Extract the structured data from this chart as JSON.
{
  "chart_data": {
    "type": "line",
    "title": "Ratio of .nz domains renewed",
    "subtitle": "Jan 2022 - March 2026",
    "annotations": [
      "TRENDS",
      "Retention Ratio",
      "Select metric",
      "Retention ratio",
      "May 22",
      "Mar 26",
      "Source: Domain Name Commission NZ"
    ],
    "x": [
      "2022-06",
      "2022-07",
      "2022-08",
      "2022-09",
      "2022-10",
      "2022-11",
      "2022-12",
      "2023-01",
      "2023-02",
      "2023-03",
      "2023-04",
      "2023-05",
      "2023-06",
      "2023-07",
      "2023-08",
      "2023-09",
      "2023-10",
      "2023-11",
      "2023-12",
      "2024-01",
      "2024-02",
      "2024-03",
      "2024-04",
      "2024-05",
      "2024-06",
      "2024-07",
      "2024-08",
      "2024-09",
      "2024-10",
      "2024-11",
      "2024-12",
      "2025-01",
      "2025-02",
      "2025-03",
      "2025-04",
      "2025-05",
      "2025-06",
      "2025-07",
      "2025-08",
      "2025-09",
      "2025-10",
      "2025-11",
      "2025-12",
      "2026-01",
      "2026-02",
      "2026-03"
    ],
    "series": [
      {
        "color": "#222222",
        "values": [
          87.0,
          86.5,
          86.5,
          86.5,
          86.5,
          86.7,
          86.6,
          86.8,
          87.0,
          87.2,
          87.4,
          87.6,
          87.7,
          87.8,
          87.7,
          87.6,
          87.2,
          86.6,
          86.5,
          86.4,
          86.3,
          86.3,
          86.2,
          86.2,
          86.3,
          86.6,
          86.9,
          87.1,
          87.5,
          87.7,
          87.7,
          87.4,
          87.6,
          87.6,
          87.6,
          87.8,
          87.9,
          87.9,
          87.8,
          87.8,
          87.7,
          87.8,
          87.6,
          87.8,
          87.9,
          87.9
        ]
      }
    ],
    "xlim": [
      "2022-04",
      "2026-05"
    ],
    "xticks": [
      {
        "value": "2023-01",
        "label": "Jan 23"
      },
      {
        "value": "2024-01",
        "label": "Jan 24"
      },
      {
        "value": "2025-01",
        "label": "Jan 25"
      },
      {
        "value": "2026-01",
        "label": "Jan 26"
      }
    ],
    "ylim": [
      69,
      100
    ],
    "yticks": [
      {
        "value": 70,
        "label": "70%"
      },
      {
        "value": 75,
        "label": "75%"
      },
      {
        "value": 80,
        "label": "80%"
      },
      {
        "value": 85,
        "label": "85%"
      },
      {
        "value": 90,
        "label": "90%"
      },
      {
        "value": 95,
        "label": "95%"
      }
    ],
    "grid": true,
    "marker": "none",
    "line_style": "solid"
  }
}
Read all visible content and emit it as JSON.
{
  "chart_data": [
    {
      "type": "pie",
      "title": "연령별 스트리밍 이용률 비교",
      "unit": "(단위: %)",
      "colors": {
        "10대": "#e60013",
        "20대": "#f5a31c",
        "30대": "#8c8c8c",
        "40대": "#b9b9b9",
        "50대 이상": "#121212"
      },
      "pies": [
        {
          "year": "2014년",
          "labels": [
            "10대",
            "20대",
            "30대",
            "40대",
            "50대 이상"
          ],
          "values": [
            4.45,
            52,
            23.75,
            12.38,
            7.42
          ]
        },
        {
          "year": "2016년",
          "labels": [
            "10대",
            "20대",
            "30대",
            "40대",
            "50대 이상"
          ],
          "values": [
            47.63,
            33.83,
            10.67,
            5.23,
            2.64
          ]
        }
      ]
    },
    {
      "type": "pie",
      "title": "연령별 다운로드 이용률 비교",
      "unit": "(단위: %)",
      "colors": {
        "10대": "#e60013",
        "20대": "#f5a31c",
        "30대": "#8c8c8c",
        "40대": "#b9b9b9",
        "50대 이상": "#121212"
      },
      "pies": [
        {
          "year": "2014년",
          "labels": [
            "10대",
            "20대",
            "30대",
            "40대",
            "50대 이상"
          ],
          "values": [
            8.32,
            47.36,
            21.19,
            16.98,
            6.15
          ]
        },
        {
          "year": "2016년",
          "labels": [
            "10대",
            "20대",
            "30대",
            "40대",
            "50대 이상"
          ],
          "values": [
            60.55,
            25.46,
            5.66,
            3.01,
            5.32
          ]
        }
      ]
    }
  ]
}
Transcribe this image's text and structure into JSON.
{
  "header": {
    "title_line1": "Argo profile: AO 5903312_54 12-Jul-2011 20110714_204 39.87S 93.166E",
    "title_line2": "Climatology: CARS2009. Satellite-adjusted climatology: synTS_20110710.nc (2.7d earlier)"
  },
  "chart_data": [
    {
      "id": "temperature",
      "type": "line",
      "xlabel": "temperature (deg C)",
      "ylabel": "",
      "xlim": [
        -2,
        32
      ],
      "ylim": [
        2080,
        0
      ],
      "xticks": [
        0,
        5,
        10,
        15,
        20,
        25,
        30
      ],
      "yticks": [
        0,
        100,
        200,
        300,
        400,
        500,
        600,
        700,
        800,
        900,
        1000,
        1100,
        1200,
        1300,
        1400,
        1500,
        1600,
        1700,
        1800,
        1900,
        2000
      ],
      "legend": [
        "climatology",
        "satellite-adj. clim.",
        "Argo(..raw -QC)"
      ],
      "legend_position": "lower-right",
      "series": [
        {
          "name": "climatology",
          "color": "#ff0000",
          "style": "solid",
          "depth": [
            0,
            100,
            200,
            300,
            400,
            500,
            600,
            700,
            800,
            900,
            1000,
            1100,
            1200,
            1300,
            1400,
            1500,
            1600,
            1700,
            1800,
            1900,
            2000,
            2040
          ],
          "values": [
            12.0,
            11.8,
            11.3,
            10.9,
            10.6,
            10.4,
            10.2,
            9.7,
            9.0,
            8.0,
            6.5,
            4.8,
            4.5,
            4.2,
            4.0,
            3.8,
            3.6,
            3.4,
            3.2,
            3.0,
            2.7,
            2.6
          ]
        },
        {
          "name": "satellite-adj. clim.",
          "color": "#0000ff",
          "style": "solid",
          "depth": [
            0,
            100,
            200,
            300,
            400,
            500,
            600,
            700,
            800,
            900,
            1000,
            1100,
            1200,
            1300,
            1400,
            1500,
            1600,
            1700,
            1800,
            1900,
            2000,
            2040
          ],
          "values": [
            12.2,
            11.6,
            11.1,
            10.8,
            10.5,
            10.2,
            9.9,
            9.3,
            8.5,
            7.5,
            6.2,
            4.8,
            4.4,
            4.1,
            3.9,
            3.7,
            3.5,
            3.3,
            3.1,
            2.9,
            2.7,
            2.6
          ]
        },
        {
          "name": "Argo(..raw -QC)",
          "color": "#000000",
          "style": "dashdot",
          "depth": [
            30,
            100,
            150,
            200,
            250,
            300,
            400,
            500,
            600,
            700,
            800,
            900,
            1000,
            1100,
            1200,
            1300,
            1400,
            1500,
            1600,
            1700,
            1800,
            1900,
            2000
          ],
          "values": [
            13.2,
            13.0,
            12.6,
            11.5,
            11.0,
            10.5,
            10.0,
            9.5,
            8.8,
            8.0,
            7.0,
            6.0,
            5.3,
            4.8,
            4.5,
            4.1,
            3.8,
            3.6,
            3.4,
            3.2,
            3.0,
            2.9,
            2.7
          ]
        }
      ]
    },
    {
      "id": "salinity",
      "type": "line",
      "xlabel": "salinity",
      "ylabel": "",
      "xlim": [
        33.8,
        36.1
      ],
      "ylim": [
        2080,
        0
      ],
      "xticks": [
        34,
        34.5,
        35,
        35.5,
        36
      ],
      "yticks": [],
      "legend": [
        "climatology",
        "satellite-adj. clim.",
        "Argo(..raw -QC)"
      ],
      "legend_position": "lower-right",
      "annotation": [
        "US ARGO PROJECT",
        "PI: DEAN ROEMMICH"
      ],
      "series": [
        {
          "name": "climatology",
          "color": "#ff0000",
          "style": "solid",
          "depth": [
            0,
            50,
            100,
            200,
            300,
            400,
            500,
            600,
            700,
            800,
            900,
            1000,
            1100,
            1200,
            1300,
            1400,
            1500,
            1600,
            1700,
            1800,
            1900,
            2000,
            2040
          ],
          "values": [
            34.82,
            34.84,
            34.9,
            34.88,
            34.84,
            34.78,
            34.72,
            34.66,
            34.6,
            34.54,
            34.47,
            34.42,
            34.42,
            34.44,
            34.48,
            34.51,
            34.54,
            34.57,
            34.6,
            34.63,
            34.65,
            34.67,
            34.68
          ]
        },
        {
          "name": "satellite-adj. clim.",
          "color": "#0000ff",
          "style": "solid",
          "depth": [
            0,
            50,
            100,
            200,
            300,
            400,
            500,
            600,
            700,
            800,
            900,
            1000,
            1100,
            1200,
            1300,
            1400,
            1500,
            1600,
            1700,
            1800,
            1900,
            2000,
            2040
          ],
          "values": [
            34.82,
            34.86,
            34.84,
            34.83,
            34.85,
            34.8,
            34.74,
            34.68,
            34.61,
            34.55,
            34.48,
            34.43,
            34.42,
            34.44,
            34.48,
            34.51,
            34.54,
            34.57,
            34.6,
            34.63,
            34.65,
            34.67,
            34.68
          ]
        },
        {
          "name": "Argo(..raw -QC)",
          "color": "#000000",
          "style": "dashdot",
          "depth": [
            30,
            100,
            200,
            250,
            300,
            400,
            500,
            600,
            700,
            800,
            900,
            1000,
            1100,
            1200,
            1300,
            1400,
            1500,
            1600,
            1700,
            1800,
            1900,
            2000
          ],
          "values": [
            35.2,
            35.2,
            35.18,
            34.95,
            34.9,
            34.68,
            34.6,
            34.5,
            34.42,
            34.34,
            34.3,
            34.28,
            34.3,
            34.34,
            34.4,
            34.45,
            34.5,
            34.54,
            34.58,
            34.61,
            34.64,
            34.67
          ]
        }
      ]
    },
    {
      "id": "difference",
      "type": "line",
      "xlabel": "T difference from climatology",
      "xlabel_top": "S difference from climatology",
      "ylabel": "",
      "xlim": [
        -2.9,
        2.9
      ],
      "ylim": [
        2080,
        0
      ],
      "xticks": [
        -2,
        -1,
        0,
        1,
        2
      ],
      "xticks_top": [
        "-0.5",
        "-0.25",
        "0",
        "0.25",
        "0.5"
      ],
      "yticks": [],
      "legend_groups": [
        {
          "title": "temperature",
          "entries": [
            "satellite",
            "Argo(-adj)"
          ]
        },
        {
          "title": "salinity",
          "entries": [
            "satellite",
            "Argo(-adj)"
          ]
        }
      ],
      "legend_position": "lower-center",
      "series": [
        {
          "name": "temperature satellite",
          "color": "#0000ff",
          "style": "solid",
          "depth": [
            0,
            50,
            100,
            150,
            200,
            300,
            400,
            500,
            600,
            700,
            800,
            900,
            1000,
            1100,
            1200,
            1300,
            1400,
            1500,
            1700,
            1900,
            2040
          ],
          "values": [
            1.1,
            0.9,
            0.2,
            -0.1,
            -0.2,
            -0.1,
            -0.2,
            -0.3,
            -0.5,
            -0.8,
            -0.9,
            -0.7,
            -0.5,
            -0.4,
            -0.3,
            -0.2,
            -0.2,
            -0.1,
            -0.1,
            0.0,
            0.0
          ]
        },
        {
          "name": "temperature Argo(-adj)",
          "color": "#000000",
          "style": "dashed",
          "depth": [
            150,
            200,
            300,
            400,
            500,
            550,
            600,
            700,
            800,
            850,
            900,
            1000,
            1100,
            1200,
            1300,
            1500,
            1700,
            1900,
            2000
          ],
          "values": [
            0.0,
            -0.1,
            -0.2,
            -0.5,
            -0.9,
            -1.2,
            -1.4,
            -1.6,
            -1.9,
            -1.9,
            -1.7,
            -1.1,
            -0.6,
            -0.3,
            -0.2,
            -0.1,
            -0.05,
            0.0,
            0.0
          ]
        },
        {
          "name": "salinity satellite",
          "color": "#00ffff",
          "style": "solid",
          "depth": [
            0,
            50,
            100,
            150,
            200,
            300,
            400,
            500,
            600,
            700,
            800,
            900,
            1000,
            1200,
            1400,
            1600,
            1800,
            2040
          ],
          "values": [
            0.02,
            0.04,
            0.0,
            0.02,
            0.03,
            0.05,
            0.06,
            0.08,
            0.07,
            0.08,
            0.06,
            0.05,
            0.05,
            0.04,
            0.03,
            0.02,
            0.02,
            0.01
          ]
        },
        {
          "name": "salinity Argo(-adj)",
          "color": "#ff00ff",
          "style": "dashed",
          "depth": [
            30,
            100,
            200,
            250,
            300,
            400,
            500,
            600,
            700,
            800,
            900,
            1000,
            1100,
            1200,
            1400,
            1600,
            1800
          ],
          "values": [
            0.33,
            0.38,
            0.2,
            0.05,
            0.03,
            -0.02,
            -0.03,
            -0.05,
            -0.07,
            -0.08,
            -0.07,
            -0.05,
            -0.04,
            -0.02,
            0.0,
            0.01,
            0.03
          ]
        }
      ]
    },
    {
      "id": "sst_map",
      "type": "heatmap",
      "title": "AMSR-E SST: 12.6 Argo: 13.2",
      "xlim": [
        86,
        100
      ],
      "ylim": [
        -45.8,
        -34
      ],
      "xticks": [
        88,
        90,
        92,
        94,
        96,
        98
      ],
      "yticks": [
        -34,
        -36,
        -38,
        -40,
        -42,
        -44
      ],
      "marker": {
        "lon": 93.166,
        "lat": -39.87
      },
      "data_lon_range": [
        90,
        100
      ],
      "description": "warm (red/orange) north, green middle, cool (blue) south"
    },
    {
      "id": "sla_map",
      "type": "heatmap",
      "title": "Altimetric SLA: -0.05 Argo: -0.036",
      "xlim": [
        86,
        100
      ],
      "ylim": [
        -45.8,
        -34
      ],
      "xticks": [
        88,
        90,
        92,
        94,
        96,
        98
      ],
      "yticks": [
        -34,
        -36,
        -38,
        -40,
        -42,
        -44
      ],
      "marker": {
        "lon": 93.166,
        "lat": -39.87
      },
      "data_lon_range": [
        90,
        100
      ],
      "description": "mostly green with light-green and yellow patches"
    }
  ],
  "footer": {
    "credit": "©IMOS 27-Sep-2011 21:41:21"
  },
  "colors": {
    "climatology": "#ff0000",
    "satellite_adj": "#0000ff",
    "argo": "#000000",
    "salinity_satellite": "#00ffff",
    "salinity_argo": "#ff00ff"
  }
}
^^^^
▶ WHAT IS BEING ASKED
Copy all lines in the listing above where the string "difference" appears.

▶ TASK SOLUTION
      "id": "difference",
      "xlabel": "T difference from climatology",
      "xlabel_top": "S difference from climatology",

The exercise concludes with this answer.